# TASK BRIEF:
Find the word "calmer" in the material below and gather every line that contains it.

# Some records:
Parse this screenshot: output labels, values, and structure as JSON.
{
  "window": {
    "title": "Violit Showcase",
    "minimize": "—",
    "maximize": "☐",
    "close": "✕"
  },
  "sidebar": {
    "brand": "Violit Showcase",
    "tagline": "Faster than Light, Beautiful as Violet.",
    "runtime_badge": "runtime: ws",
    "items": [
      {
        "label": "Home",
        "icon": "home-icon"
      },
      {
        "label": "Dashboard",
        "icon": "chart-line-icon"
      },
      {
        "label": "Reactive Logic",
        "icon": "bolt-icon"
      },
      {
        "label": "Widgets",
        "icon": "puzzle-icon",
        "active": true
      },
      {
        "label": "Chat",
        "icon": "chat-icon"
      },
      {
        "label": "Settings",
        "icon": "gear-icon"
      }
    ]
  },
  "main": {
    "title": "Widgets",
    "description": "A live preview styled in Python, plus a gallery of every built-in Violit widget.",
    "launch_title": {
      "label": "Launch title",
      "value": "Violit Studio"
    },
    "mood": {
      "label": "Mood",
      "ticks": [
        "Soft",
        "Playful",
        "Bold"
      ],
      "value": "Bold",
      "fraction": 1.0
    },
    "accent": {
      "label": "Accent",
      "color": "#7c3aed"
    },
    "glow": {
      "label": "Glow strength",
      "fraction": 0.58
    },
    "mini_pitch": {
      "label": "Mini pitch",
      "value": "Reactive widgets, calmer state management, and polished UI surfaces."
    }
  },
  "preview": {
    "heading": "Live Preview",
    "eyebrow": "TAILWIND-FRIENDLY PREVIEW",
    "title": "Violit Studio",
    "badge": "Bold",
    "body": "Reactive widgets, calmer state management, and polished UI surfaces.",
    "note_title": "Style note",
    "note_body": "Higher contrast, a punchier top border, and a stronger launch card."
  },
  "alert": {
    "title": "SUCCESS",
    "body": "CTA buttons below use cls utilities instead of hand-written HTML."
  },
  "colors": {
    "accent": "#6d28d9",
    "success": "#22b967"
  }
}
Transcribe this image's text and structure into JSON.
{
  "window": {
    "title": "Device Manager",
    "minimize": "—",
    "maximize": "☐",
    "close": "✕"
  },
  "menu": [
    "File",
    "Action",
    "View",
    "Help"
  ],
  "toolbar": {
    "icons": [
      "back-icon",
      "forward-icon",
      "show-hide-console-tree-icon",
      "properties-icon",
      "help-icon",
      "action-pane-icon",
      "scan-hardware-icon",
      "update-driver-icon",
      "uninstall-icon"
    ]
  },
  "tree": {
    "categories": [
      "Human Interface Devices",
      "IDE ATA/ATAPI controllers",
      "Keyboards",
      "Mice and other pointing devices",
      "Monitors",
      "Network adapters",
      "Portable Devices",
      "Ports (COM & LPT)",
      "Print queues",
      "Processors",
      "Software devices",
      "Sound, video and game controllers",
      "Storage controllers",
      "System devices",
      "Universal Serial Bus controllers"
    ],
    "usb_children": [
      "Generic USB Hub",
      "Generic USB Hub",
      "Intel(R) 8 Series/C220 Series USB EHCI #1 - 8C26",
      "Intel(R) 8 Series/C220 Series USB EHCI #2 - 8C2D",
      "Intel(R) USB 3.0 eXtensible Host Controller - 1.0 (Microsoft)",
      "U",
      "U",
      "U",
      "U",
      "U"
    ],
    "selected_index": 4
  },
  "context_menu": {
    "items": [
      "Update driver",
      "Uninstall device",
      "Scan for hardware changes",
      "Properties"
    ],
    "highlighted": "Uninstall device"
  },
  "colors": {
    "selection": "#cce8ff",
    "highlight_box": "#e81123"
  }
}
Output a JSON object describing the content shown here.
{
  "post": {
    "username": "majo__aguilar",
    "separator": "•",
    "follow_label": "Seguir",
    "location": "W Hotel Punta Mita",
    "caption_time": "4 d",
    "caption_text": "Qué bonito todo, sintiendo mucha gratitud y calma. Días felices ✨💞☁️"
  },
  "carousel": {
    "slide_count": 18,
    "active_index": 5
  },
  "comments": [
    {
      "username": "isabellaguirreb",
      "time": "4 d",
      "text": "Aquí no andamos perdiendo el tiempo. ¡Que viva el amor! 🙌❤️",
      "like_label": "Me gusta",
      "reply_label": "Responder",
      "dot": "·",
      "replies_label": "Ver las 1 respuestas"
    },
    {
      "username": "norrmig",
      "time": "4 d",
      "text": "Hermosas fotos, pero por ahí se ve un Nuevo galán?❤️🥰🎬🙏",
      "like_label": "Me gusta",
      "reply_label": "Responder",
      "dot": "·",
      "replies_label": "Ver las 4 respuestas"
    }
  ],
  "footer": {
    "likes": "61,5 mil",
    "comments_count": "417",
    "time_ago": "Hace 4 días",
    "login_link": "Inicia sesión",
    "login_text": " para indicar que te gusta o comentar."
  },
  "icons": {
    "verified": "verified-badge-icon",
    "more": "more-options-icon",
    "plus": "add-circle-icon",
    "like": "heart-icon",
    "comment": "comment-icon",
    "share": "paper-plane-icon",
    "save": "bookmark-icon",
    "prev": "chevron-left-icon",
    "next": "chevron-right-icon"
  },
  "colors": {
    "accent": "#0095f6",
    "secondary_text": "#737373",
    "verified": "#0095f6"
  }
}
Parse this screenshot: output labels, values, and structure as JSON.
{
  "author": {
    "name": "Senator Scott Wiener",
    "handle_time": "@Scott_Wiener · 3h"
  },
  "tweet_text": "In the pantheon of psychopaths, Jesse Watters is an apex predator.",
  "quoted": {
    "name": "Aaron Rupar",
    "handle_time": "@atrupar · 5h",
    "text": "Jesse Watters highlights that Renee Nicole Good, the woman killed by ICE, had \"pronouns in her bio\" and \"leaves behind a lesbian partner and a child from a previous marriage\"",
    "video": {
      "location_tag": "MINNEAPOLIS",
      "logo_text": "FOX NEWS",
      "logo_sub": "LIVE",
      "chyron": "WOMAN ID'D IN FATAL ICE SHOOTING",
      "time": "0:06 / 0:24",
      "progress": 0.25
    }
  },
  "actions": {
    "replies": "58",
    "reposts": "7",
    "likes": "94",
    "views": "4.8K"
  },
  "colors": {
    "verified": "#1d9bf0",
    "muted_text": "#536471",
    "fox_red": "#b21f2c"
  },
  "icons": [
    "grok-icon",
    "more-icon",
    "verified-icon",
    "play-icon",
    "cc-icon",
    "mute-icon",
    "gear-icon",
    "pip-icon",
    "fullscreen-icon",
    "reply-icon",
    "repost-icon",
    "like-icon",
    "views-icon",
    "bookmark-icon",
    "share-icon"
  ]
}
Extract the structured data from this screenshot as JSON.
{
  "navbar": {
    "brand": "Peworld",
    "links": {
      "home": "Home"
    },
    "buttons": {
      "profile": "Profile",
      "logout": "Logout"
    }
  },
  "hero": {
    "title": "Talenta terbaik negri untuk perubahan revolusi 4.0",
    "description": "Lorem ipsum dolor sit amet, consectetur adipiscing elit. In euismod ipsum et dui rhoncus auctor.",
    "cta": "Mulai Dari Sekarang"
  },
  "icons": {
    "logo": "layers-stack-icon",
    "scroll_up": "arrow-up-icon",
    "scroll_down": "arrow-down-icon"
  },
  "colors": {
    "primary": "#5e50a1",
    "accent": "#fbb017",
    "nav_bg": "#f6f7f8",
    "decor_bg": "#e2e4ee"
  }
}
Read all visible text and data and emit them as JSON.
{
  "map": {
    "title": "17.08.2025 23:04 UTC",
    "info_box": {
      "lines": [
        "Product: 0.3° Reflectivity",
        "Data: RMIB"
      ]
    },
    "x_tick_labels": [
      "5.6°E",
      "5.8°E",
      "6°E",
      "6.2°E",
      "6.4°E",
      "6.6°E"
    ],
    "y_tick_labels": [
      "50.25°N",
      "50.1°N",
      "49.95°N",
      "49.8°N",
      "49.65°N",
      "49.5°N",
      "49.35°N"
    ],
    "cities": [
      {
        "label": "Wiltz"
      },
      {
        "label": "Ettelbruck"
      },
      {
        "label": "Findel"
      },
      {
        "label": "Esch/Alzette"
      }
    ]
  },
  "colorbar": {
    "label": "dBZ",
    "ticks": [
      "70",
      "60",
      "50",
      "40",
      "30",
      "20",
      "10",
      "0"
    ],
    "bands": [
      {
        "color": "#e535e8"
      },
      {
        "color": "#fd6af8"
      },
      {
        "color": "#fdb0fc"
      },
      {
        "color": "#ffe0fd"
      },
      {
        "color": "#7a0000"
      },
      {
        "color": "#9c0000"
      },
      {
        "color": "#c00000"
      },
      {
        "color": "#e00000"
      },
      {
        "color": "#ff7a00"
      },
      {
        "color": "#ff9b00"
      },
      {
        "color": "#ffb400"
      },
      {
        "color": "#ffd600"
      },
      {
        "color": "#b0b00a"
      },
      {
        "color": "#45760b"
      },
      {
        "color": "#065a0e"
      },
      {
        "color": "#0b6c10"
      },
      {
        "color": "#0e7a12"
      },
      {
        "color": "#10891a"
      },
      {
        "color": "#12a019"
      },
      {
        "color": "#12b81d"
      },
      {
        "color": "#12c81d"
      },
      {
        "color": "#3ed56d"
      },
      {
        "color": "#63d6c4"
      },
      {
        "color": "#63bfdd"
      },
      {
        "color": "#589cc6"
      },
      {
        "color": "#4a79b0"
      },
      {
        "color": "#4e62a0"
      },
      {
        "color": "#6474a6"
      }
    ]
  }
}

# FULL SOLUTION:
      "value": "Reactive widgets, calmer state management, and polished UI surfaces."
    "body": "Reactive widgets, calmer state management, and polished UI surfaces.",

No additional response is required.